The first delay signal DGS1 and the second delay signal DGS2 are transmitted to the delay value determiner 370. The delay value determiner may be implemented in hardware, e.g. a delay value determiner circuit, or software. The delay value determiner 370 may generate a horizontal delay signal Sh based on the first delay signal DGS1 and the second delay signal DGS2. The horizontal delay signal Sh may be a difference between the delay time of the first delay signal DGS1 and the delay time of the second delay signal DGS2.

The timing controller 340 may determine generation times of line latch signals applied to a plurality of data lines of the panel 310 through the data driver 320 based on the horizontal delay signal Sh generated by the delay value determiner 370. For example, the line latch signals are included in a data control signal (DCS) to be transmitted to the data driver 320 from the timing controller 340. The line latch signals transmitted to data driver 320 may be applied to the plurality of data lines of the panel 310. The timing controller 340 according to the present exemplary embodiment may determine the generation times of the line latch signals respectively applied to the plurality of data lines based on the horizontal delay signal Sh. For example, the timing controller 340 may apply line latch signals having a relatively short delay time to data lines relatively close to the gate drivers 330a and 330b, and apply line latch signals having a relatively long delay time to data lines relatively remote from the gate drivers 330a and 330b. Accordingly, times when the line latch signals are applied are determined based on a signal delay time measured through the first horizontal line 350, this compensates for a charging rate deviation due to the RC delay of the gate line.

Configuration and operation of the delay value determiner 370 will be described in detail with reference to FIGS. 2 and 3 below. Configuration and operation of the timing controller 340 will be described in detail with reference to FIGS. 4 to 8 below.

According to an exemplary embodiment, the display panel includes one or more horizontal lines. Each horizontal line is connected to the delay value determiner at a first horizontal position and a second horizontal position on the display panel. The delay value determiner ascertains a delay value for each data line based on each horizontal line.

FIG. 2 illustrates a circuit diagram of a delay value determiner included in a display device according to an exemplary embodiment of the present disclosure.

Referring to FIG. 2, a delay value determiner 400 may include a comparison unit 410 and a rectification unit 420. The comparison unit 410 may include a comparator 411 comparing a first delay signal Sd1 and a second delay signal Sd2 and a ground terminal 412. Herein, the first delay signal Sd1 inputted to the comparison unit 410 may be the first delay signal DGS1 shown in FIG. 1. The second delay signal Sd2 inputted to the comparison unit 410 may be the second delay signal DGS2 shown in FIG. 1. The comparator 411 outputs a difference between the first delay signal Sd1 and the second delay signal Sd2 as an output signal (Vc).

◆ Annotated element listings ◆
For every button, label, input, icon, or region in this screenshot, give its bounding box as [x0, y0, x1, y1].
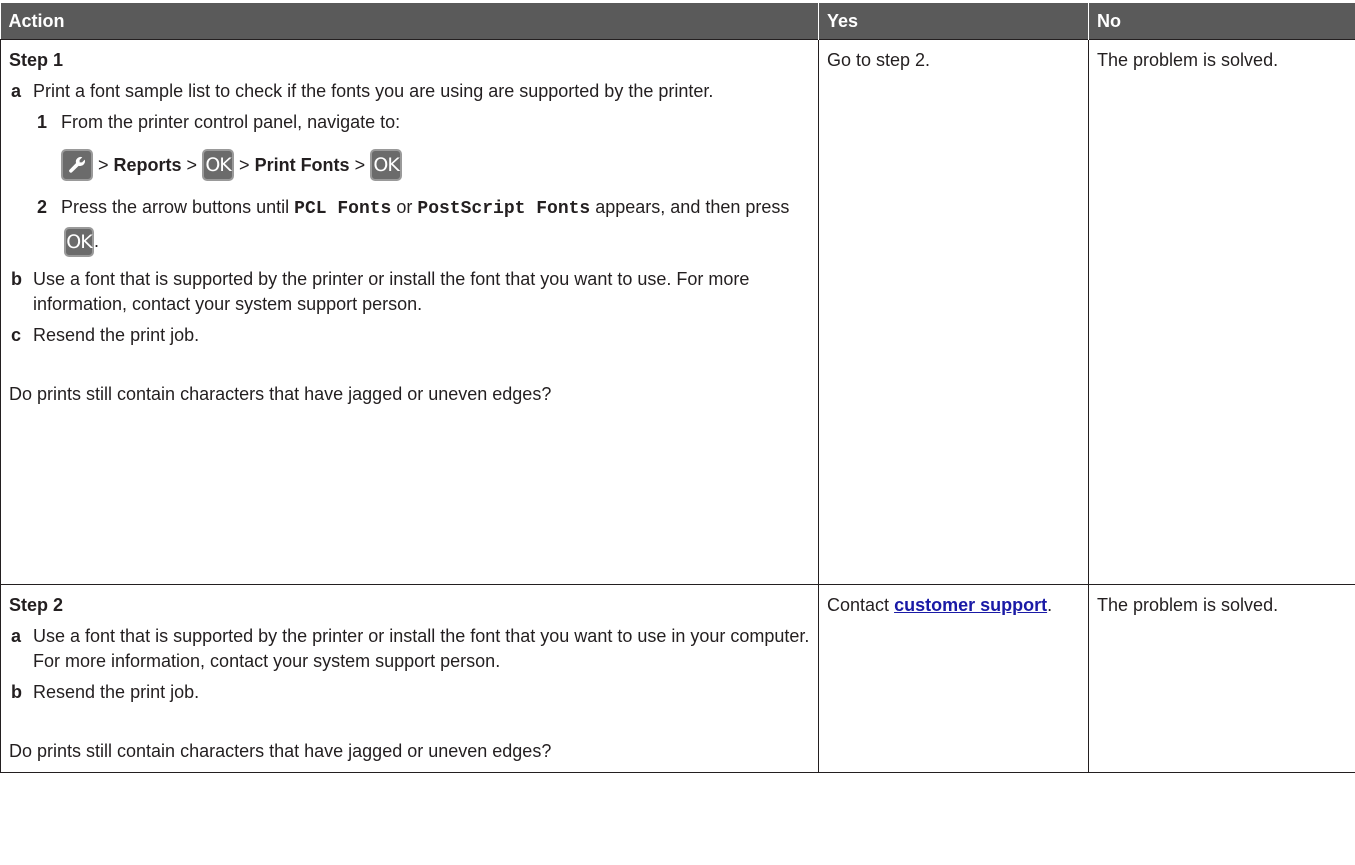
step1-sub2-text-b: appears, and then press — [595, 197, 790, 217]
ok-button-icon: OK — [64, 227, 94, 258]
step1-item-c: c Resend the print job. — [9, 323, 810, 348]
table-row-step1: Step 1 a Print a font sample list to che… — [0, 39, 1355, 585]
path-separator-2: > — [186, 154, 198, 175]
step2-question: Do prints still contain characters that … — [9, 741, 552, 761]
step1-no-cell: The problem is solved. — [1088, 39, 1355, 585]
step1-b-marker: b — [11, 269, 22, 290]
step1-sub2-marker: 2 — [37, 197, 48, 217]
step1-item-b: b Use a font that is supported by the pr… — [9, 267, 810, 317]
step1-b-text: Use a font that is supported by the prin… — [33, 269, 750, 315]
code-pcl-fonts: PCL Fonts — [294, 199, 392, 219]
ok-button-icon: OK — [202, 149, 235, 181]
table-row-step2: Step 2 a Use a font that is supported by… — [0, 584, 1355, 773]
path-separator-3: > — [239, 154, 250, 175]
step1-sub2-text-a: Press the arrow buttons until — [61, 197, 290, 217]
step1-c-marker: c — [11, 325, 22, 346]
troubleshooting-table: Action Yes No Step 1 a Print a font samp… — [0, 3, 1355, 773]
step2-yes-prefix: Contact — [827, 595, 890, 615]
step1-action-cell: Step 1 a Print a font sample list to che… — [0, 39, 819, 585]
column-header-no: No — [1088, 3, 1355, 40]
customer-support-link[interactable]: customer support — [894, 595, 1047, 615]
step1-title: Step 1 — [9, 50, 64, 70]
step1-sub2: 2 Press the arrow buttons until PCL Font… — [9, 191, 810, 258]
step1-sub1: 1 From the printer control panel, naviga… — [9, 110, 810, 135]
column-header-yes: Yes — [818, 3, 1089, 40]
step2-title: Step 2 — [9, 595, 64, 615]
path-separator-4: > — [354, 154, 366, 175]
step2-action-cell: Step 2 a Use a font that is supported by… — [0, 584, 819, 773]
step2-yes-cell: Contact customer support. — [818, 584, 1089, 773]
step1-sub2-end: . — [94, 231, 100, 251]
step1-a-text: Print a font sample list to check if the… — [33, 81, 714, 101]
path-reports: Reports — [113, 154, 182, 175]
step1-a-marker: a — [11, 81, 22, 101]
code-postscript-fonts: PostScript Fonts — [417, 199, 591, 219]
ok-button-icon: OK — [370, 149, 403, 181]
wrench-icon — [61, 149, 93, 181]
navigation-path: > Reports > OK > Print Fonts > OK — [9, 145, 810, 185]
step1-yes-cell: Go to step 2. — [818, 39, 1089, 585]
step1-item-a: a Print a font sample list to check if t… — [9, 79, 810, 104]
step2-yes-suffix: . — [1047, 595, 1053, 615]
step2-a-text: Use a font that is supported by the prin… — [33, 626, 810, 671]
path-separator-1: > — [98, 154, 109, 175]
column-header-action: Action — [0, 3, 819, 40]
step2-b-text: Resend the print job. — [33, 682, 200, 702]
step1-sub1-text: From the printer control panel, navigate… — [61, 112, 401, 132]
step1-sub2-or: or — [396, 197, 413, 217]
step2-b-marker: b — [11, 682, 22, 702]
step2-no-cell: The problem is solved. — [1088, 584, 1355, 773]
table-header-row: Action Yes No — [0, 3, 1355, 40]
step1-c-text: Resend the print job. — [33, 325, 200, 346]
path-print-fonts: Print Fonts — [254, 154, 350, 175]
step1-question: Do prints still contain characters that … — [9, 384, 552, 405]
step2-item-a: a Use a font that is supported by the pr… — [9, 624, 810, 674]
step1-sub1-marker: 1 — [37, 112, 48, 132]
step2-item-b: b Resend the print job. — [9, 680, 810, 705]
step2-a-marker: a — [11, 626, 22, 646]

* * *

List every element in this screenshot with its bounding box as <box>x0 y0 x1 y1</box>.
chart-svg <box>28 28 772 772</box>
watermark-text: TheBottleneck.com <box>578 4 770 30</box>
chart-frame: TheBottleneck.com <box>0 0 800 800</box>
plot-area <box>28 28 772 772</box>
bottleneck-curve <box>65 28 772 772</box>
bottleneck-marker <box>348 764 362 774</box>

◆ Set of tasks ◆
[A] Answer these questions using the passage on display signal delay:
(i) What two units may the delay value determiner 400 include?
(ii) In which signal are the line latch signals included when the timing controller 340 transmits them to the data driver 320?
(iii) What may the horizontal delay signal Sh be?
[B] According to the passage on display signal delay, why does the timing controller 340 apply line latch signals with a relatively long delay time to data lines relatively remote from the gate drivers 330a and 330b?

◆ Results ◆
[A]
(i) A comparison unit 410 and a rectification unit 420.
(ii) A data control signal (DCS).
(iii) The difference between the delay time of the first delay signal DGS1 and the delay time of the second delay signal DGS2.

[B] The application times of the line latch signals are set from a signal delay time measured through the first horizontal line 350. Data lines far from the gate drivers get longer delays and those close to them get shorter ones, which compensates for a charging rate deviation caused by the RC delay of the gate line.